- [What to work on]: Find how many lines in the data below mention "Bets". Give the number only.

-- Data for this task start --

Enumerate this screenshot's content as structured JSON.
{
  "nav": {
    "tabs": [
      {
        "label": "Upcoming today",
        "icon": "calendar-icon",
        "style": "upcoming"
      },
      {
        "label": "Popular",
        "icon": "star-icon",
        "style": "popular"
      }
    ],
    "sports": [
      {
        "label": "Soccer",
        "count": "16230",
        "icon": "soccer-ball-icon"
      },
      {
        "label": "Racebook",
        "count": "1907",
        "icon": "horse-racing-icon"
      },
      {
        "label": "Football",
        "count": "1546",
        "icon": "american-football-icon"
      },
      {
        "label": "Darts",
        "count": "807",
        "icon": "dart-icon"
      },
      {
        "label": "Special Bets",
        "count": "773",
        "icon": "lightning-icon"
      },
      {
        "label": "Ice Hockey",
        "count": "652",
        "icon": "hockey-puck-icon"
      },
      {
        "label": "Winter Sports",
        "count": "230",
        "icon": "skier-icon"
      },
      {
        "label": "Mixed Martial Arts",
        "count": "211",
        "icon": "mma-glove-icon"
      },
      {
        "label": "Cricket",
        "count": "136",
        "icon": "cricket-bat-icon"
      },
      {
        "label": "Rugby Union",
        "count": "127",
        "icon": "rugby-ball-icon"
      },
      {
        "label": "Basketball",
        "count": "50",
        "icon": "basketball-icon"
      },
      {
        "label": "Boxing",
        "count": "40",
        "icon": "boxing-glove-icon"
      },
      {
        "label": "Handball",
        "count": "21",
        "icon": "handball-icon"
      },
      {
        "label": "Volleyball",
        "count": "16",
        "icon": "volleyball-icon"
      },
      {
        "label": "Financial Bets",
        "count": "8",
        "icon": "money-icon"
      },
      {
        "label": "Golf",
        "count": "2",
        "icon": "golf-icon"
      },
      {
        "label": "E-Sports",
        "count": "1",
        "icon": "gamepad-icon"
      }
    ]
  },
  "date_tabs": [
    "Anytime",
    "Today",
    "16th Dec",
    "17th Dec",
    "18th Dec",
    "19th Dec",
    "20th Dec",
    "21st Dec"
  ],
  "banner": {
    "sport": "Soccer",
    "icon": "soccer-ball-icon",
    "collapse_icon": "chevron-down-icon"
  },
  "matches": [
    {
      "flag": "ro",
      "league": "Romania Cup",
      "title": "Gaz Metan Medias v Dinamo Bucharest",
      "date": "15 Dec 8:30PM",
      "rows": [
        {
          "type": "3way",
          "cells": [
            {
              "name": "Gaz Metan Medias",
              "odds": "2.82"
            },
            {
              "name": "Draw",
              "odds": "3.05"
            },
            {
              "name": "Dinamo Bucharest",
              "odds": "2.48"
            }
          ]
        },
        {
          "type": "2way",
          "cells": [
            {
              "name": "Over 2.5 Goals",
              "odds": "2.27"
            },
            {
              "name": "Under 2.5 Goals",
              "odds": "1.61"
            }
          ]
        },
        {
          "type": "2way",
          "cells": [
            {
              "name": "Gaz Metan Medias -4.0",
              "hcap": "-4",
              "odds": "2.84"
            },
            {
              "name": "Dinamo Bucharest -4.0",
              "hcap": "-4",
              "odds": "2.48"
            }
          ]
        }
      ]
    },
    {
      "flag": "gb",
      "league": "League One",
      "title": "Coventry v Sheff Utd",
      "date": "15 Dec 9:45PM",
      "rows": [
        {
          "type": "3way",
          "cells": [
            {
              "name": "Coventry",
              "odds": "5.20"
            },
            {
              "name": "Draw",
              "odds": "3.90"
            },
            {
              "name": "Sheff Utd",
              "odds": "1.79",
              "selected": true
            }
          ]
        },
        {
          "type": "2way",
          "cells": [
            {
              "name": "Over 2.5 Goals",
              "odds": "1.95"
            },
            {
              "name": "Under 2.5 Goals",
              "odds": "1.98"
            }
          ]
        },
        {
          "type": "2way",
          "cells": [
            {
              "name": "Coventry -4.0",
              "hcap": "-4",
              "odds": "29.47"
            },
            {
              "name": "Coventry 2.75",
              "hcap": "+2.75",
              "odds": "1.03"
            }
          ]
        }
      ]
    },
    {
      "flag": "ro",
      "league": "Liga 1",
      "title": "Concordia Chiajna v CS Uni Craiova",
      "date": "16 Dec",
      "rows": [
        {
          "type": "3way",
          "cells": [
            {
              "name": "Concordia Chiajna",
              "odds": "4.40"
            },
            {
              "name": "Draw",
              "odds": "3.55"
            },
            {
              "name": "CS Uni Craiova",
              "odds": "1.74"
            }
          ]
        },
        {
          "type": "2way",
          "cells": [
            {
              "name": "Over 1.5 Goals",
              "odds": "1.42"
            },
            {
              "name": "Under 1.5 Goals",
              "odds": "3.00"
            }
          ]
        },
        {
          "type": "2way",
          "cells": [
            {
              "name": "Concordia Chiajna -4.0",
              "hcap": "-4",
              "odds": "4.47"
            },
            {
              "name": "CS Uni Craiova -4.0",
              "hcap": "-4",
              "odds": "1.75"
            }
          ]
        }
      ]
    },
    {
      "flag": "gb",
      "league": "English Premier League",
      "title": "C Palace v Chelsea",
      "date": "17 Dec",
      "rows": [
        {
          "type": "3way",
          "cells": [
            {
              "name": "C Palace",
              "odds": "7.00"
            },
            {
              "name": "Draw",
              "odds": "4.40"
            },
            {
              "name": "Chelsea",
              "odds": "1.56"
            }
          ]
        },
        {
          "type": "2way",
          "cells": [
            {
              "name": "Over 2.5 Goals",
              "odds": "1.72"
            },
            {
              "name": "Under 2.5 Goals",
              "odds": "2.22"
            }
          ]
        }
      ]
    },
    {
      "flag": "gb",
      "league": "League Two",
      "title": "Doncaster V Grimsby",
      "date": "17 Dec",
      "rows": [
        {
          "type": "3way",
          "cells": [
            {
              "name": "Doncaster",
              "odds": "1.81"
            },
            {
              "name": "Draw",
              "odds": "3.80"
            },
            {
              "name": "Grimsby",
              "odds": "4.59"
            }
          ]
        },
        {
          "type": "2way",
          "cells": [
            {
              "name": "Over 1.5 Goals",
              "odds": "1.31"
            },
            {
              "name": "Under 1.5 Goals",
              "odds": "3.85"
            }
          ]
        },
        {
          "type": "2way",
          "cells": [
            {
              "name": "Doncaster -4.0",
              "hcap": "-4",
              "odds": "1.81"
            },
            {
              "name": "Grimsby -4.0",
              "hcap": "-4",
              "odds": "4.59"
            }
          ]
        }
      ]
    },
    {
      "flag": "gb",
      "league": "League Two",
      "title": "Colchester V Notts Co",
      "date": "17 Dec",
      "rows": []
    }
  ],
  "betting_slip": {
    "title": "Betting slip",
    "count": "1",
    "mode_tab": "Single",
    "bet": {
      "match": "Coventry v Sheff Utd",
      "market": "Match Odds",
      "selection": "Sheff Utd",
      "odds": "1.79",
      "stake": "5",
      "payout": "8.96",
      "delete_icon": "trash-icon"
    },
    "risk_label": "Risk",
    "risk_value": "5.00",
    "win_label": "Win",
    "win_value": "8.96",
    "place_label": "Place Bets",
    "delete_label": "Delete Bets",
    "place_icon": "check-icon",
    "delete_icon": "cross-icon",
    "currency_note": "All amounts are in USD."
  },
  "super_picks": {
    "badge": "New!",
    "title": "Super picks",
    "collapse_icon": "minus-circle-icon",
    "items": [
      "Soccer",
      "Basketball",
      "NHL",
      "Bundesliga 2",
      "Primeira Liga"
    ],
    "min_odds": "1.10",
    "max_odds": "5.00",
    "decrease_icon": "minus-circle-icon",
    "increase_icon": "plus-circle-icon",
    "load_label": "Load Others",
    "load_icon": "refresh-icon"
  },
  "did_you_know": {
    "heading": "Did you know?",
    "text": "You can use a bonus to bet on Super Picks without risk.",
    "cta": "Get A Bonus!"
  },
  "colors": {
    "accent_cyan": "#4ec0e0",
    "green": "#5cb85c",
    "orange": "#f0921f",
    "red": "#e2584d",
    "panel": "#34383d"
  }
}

-- Data for this task end --

- [Full response]: 4